→ Set task
Bring together all lines of the material below that contain the string "content".

------------------------------------

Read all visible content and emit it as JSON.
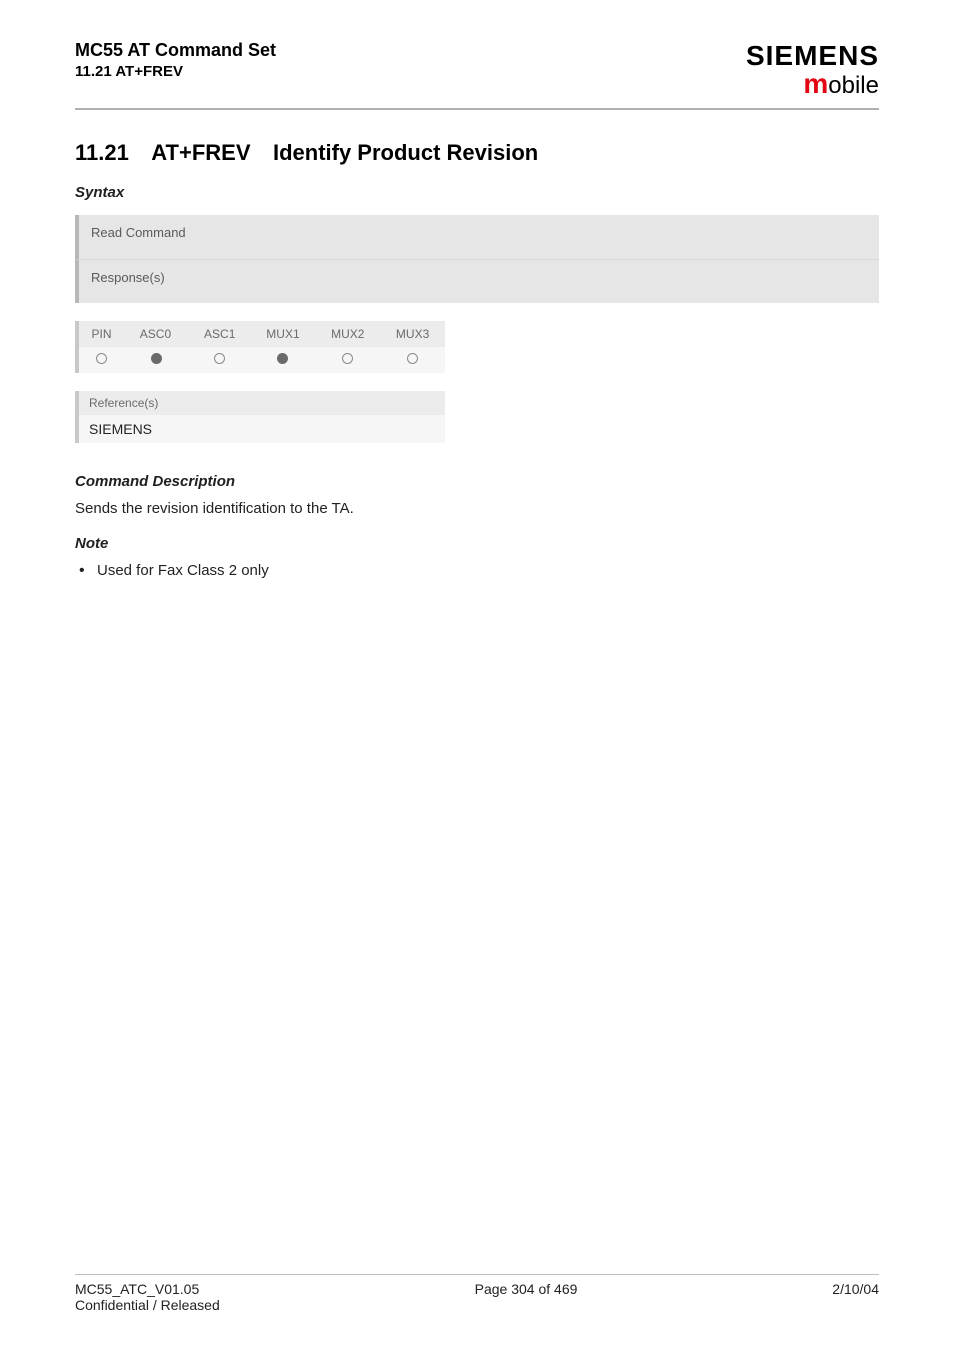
{
  "header": {
    "title": "MC55 AT Command Set",
    "subtitle": "11.21 AT+FREV",
    "logo_top": "SIEMENS",
    "logo_bottom_m": "m",
    "logo_bottom_rest": "obile"
  },
  "section": {
    "number": "11.21",
    "command": "AT+FREV",
    "title": "Identify Product Revision"
  },
  "labels": {
    "syntax": "Syntax",
    "read_command": "Read Command",
    "responses": "Response(s)",
    "reference": "Reference(s)",
    "command_description": "Command Description",
    "note": "Note"
  },
  "support_table": {
    "cols": [
      "PIN",
      "ASC0",
      "ASC1",
      "MUX1",
      "MUX2",
      "MUX3"
    ],
    "vals": [
      "empty",
      "full",
      "empty",
      "full",
      "empty",
      "empty"
    ]
  },
  "reference_value": "SIEMENS",
  "desc_text": "Sends the revision identification to the TA.",
  "notes": [
    "Used for Fax Class 2 only"
  ],
  "footer": {
    "version": "MC55_ATC_V01.05",
    "confidential": "Confidential / Released",
    "page": "Page 304 of 469",
    "date": "2/10/04"
  }
}
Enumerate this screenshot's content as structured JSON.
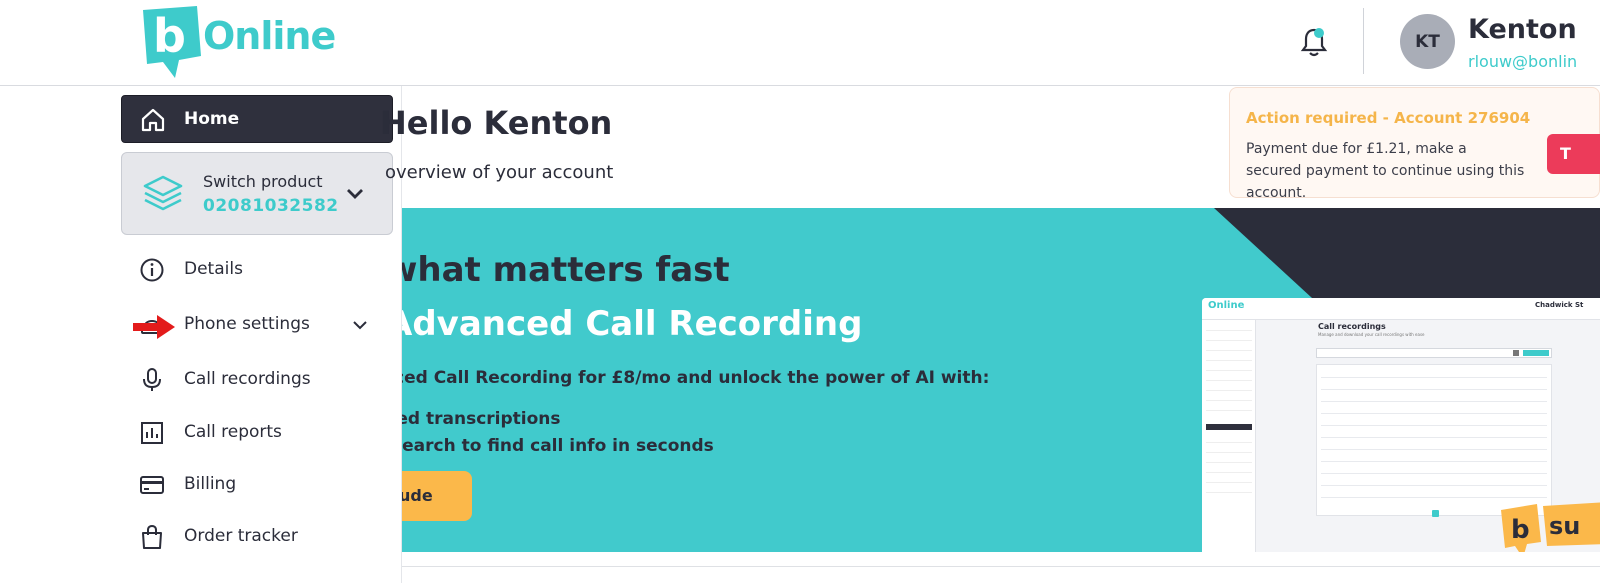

------------------------------------

→ Answer to this exercise
Read all visible content and emit it as JSON.
Enumerate this screenshot's content as structured JSON.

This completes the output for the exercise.